**Record set**
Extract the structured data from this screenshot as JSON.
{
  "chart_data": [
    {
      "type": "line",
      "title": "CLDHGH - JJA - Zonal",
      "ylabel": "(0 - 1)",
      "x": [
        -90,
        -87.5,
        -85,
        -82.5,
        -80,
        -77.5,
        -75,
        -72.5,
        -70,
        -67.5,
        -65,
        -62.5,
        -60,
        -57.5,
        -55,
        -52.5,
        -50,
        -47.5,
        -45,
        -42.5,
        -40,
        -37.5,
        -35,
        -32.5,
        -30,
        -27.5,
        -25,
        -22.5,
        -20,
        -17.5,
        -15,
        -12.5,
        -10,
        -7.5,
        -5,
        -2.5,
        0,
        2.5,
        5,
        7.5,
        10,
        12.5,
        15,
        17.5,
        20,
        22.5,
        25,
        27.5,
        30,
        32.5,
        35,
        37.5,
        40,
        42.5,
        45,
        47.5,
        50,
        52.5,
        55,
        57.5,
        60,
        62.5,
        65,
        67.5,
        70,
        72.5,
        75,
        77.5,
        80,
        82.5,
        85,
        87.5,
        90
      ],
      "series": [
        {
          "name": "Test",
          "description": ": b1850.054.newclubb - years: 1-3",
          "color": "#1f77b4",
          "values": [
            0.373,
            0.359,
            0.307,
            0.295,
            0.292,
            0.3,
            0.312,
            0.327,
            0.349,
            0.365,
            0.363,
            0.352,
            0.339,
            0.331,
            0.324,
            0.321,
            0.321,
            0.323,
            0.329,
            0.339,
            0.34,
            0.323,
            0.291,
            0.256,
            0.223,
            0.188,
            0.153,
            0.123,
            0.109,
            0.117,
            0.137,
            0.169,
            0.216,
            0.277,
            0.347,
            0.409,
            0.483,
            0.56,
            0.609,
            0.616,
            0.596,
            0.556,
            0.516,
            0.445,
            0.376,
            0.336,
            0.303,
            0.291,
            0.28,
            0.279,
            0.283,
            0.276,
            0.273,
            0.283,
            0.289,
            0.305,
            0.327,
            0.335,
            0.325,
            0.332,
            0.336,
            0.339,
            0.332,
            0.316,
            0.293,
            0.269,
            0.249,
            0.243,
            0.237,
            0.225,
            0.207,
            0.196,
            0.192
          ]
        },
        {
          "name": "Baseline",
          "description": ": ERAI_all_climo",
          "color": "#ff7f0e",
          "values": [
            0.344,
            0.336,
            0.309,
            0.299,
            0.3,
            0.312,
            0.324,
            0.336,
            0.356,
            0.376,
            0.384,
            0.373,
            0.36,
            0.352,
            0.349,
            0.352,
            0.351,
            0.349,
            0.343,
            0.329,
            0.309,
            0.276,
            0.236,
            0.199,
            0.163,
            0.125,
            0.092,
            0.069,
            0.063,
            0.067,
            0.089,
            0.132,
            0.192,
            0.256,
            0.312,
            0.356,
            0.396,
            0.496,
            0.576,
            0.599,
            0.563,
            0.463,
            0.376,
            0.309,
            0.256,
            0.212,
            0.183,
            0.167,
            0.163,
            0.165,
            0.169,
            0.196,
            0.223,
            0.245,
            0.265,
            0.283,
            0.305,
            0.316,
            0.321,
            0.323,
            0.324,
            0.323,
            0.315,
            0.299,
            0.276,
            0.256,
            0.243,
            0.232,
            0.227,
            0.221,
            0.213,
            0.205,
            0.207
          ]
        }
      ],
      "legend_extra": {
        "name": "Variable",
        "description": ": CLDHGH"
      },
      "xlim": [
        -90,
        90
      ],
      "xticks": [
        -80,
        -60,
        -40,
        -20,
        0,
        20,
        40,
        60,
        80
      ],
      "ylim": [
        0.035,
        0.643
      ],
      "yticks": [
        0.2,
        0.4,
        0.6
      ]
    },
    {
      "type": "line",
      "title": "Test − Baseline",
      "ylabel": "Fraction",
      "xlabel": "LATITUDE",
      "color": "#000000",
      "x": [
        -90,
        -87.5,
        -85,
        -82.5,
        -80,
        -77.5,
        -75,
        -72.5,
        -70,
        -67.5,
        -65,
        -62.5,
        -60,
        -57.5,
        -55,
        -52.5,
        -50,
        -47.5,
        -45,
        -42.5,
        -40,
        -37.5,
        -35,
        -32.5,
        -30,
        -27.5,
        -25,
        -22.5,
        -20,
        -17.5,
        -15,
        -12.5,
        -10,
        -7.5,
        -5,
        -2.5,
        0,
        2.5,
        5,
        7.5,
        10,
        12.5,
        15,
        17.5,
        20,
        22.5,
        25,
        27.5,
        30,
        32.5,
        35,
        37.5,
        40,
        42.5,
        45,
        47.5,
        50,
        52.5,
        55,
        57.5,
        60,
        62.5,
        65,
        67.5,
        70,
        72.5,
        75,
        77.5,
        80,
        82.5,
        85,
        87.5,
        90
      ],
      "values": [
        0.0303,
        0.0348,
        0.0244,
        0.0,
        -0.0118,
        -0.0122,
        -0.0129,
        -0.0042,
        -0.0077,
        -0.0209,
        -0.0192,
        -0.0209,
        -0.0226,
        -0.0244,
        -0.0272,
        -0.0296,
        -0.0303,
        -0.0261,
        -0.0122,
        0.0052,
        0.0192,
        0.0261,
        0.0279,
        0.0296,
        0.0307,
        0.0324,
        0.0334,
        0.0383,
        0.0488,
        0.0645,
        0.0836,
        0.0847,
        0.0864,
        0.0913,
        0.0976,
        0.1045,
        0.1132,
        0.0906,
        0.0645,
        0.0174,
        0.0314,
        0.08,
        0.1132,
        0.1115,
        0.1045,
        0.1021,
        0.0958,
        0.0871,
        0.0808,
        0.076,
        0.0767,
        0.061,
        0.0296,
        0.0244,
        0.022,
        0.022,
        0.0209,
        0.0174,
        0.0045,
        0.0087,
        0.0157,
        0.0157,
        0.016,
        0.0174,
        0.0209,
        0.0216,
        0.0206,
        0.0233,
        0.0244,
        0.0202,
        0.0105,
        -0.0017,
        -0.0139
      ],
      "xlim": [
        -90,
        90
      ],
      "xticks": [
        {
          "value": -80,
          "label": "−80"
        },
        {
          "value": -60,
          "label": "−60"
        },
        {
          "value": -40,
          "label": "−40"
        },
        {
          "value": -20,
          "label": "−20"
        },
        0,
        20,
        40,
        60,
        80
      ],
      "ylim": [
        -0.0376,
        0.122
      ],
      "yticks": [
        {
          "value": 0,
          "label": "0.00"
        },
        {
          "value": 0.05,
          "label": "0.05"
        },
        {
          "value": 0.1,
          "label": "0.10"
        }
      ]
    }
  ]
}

**Problem to solve**
Repeat all the records. Match each line exactly.

**Answer below**
Extract the structured data from this screenshot as JSON.
{
  "chart_data": [
    {
      "type": "line",
      "title": "CLDHGH - JJA - Zonal",
      "ylabel": "(0 - 1)",
      "x": [
        -90,
        -87.5,
        -85,
        -82.5,
        -80,
        -77.5,
        -75,
        -72.5,
        -70,
        -67.5,
        -65,
        -62.5,
        -60,
        -57.5,
        -55,
        -52.5,
        -50,
        -47.5,
        -45,
        -42.5,
        -40,
        -37.5,
        -35,
        -32.5,
        -30,
        -27.5,
        -25,
        -22.5,
        -20,
        -17.5,
        -15,
        -12.5,
        -10,
        -7.5,
        -5,
        -2.5,
        0,
        2.5,
        5,
        7.5,
        10,
        12.5,
        15,
        17.5,
        20,
        22.5,
        25,
        27.5,
        30,
        32.5,
        35,
        37.5,
        40,
        42.5,
        45,
        47.5,
        50,
        52.5,
        55,
        57.5,
        60,
        62.5,
        65,
        67.5,
        70,
        72.5,
        75,
        77.5,
        80,
        82.5,
        85,
        87.5,
        90
      ],
      "series": [
        {
          "name": "Test",
          "description": ": b1850.054.newclubb - years: 1-3",
          "color": "#1f77b4",
          "values": [
            0.373,
            0.359,
            0.307,
            0.295,
            0.292,
            0.3,
            0.312,
            0.327,
            0.349,
            0.365,
            0.363,
            0.352,
            0.339,
            0.331,
            0.324,
            0.321,
            0.321,
            0.323,
            0.329,
            0.339,
            0.34,
            0.323,
            0.291,
            0.256,
            0.223,
            0.188,
            0.153,
            0.123,
            0.109,
            0.117,
            0.137,
            0.169,
            0.216,
            0.277,
            0.347,
            0.409,
            0.483,
            0.56,
            0.609,
            0.616,
            0.596,
            0.556,
            0.516,
            0.445,
            0.376,
            0.336,
            0.303,
            0.291,
            0.28,
            0.279,
            0.283,
            0.276,
            0.273,
            0.283,
            0.289,
            0.305,
            0.327,
            0.335,
            0.325,
            0.332,
            0.336,
            0.339,
            0.332,
            0.316,
            0.293,
            0.269,
            0.249,
            0.243,
            0.237,
            0.225,
            0.207,
            0.196,
            0.192
          ]
        },
        {
          "name": "Baseline",
          "description": ": ERAI_all_climo",
          "color": "#ff7f0e",
          "values": [
            0.344,
            0.336,
            0.309,
            0.299,
            0.3,
            0.312,
            0.324,
            0.336,
            0.356,
            0.376,
            0.384,
            0.373,
            0.36,
            0.352,
            0.349,
            0.352,
            0.351,
            0.349,
            0.343,
            0.329,
            0.309,
            0.276,
            0.236,
            0.199,
            0.163,
            0.125,
            0.092,
            0.069,
            0.063,
            0.067,
            0.089,
            0.132,
            0.192,
            0.256,
            0.312,
            0.356,
            0.396,
            0.496,
            0.576,
            0.599,
            0.563,
            0.463,
            0.376,
            0.309,
            0.256,
            0.212,
            0.183,
            0.167,
            0.163,
            0.165,
            0.169,
            0.196,
            0.223,
            0.245,
            0.265,
            0.283,
            0.305,
            0.316,
            0.321,
            0.323,
            0.324,
            0.323,
            0.315,
            0.299,
            0.276,
            0.256,
            0.243,
            0.232,
            0.227,
            0.221,
            0.213,
            0.205,
            0.207
          ]
        }
      ],
      "legend_extra": {
        "name": "Variable",
        "description": ": CLDHGH"
      },
      "xlim": [
        -90,
        90
      ],
      "xticks": [
        -80,
        -60,
        -40,
        -20,
        0,
        20,
        40,
        60,
        80
      ],
      "ylim": [
        0.035,
        0.643
      ],
      "yticks": [
        0.2,
        0.4,
        0.6
      ]
    },
    {
      "type": "line",
      "title": "Test − Baseline",
      "ylabel": "Fraction",
      "xlabel": "LATITUDE",
      "color": "#000000",
      "x": [
        -90,
        -87.5,
        -85,
        -82.5,
        -80,
        -77.5,
        -75,
        -72.5,
        -70,
        -67.5,
        -65,
        -62.5,
        -60,
        -57.5,
        -55,
        -52.5,
        -50,
        -47.5,
        -45,
        -42.5,
        -40,
        -37.5,
        -35,
        -32.5,
        -30,
        -27.5,
        -25,
        -22.5,
        -20,
        -17.5,
        -15,
        -12.5,
        -10,
        -7.5,
        -5,
        -2.5,
        0,
        2.5,
        5,
        7.5,
        10,
        12.5,
        15,
        17.5,
        20,
        22.5,
        25,
        27.5,
        30,
        32.5,
        35,
        37.5,
        40,
        42.5,
        45,
        47.5,
        50,
        52.5,
        55,
        57.5,
        60,
        62.5,
        65,
        67.5,
        70,
        72.5,
        75,
        77.5,
        80,
        82.5,
        85,
        87.5,
        90
      ],
      "values": [
        0.0303,
        0.0348,
        0.0244,
        0.0,
        -0.0118,
        -0.0122,
        -0.0129,
        -0.0042,
        -0.0077,
        -0.0209,
        -0.0192,
        -0.0209,
        -0.0226,
        -0.0244,
        -0.0272,
        -0.0296,
        -0.0303,
        -0.0261,
        -0.0122,
        0.0052,
        0.0192,
        0.0261,
        0.0279,
        0.0296,
        0.0307,
        0.0324,
        0.0334,
        0.0383,
        0.0488,
        0.0645,
        0.0836,
        0.0847,
        0.0864,
        0.0913,
        0.0976,
        0.1045,
        0.1132,
        0.0906,
        0.0645,
        0.0174,
        0.0314,
        0.08,
        0.1132,
        0.1115,
        0.1045,
        0.1021,
        0.0958,
        0.0871,
        0.0808,
        0.076,
        0.0767,
        0.061,
        0.0296,
        0.0244,
        0.022,
        0.022,
        0.0209,
        0.0174,
        0.0045,
        0.0087,
        0.0157,
        0.0157,
        0.016,
        0.0174,
        0.0209,
        0.0216,
        0.0206,
        0.0233,
        0.0244,
        0.0202,
        0.0105,
        -0.0017,
        -0.0139
      ],
      "xlim": [
        -90,
        90
      ],
      "xticks": [
        {
          "value": -80,
          "label": "−80"
        },
        {
          "value": -60,
          "label": "−60"
        },
        {
          "value": -40,
          "label": "−40"
        },
        {
          "value": -20,
          "label": "−20"
        },
        0,
        20,
        40,
        60,
        80
      ],
      "ylim": [
        -0.0376,
        0.122
      ],
      "yticks": [
        {
          "value": 0,
          "label": "0.00"
        },
        {
          "value": 0.05,
          "label": "0.05"
        },
        {
          "value": 0.1,
          "label": "0.10"
        }
      ]
    }
  ]
}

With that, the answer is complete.